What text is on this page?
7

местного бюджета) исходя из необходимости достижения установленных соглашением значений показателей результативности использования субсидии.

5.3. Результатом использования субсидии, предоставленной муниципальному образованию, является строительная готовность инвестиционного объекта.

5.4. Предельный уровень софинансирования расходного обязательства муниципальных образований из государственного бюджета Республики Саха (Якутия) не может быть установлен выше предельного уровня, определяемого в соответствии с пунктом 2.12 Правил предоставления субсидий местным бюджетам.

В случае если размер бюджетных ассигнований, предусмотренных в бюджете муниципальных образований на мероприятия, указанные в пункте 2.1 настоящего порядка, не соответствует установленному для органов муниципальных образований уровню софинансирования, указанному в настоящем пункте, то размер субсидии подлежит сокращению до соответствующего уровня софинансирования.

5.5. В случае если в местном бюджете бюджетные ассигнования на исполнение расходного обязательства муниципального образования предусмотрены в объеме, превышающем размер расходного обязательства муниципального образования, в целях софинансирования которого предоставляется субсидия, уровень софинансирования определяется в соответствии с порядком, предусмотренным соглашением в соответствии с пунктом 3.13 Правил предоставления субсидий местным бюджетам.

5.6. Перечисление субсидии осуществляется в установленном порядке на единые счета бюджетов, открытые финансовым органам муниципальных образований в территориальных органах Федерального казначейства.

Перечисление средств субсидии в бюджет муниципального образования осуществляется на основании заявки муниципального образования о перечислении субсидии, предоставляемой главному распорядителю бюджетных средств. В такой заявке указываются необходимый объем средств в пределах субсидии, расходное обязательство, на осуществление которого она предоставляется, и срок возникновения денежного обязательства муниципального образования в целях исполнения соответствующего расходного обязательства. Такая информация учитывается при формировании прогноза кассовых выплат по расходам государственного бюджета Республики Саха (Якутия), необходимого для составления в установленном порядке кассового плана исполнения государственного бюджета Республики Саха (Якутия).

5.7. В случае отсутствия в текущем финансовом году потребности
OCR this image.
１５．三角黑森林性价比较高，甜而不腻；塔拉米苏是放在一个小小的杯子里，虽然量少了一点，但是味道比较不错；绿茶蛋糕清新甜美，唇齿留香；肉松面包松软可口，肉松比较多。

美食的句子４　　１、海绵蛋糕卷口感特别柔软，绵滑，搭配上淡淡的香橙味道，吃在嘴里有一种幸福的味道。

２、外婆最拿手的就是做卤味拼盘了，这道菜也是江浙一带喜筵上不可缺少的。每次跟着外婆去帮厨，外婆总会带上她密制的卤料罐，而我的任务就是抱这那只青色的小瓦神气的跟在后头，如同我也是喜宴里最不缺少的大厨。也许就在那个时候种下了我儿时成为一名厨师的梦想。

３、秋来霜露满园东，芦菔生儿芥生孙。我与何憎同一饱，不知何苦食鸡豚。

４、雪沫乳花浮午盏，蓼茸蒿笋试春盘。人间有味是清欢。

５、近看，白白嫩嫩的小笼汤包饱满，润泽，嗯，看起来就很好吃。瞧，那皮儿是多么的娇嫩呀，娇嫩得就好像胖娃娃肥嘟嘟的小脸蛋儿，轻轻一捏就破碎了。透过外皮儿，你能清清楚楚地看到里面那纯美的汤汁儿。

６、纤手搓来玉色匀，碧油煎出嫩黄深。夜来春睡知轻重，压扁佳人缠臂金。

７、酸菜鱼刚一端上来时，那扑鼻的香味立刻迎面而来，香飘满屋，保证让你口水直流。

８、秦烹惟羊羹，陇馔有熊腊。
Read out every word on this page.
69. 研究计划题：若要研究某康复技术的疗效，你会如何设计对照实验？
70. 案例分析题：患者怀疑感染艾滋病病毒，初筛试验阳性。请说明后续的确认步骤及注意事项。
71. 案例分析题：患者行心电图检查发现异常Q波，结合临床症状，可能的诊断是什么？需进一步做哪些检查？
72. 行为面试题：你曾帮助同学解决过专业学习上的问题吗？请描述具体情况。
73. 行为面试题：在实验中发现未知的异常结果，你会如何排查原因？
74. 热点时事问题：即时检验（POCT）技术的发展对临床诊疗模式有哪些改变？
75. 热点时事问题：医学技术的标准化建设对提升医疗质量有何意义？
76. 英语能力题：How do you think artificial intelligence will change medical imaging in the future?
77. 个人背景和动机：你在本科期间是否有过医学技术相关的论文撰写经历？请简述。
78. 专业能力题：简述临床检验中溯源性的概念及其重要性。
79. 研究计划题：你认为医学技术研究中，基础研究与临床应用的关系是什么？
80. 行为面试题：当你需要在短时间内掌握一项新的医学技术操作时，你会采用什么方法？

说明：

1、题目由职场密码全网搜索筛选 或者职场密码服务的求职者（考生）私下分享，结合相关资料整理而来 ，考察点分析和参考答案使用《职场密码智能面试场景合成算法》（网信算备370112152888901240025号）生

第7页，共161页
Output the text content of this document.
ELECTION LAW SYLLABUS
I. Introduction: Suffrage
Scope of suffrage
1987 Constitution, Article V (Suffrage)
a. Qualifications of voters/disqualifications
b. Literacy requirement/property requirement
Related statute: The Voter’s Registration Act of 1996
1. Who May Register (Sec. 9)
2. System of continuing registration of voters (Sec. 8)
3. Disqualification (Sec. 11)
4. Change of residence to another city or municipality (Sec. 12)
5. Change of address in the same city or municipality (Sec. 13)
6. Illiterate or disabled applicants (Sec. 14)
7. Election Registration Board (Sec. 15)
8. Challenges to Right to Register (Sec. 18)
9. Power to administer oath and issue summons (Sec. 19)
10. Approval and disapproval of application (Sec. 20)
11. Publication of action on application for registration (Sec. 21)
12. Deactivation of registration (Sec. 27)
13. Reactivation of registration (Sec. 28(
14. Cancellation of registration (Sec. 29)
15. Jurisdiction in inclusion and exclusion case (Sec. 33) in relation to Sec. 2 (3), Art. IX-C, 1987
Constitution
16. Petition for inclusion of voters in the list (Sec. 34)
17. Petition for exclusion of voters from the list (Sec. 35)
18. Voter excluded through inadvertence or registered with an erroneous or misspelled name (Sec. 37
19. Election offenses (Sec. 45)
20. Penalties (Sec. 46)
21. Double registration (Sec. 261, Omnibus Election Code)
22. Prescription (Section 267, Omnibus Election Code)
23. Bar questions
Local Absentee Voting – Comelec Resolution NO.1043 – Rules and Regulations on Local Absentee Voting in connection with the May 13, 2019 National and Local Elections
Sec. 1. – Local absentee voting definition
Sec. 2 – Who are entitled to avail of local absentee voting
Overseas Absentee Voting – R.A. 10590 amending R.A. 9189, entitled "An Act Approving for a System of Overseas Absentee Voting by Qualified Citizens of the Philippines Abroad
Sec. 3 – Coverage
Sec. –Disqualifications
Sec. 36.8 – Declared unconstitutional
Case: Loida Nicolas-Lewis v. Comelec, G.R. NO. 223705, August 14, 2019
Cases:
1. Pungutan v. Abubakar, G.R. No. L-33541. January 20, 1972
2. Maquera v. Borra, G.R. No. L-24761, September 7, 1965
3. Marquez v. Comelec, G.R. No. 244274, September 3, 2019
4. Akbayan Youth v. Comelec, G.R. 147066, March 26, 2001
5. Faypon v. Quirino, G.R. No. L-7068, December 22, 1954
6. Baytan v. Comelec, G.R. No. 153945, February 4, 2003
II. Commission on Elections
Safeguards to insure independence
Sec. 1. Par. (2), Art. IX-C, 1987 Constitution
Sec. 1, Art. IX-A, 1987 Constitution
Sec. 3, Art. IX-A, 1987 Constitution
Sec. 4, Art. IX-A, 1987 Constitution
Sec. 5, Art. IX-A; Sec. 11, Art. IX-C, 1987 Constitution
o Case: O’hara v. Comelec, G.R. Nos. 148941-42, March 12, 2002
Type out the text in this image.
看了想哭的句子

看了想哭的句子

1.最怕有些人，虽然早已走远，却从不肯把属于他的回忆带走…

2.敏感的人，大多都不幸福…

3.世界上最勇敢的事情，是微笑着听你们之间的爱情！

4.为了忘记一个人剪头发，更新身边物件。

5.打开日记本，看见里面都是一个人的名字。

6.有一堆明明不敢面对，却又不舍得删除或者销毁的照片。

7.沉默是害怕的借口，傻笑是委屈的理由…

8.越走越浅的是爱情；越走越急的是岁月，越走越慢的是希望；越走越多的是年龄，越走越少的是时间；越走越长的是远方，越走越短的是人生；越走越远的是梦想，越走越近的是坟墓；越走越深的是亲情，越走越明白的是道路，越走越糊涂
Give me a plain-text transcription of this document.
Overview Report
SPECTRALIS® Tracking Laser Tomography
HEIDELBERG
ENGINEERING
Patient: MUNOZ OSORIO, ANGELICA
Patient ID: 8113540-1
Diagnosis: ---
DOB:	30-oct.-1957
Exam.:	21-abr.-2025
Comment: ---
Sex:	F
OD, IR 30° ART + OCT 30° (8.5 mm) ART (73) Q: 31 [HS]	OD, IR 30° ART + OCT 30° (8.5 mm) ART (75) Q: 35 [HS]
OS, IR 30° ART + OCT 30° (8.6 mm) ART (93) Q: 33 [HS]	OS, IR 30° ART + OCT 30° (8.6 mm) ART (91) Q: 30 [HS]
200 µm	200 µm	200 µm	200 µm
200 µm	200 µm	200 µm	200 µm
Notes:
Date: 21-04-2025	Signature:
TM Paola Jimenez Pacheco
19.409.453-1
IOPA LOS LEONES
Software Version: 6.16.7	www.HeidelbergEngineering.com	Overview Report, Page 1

══════════

◆ **Given instruction**
Find the word "text" in the entries above and gather every line that holds it.

◆ **Correct output**
What text is on this page?
Output the text content of this document.
Type out the text in this image.
Give me a plain-text transcription of this document.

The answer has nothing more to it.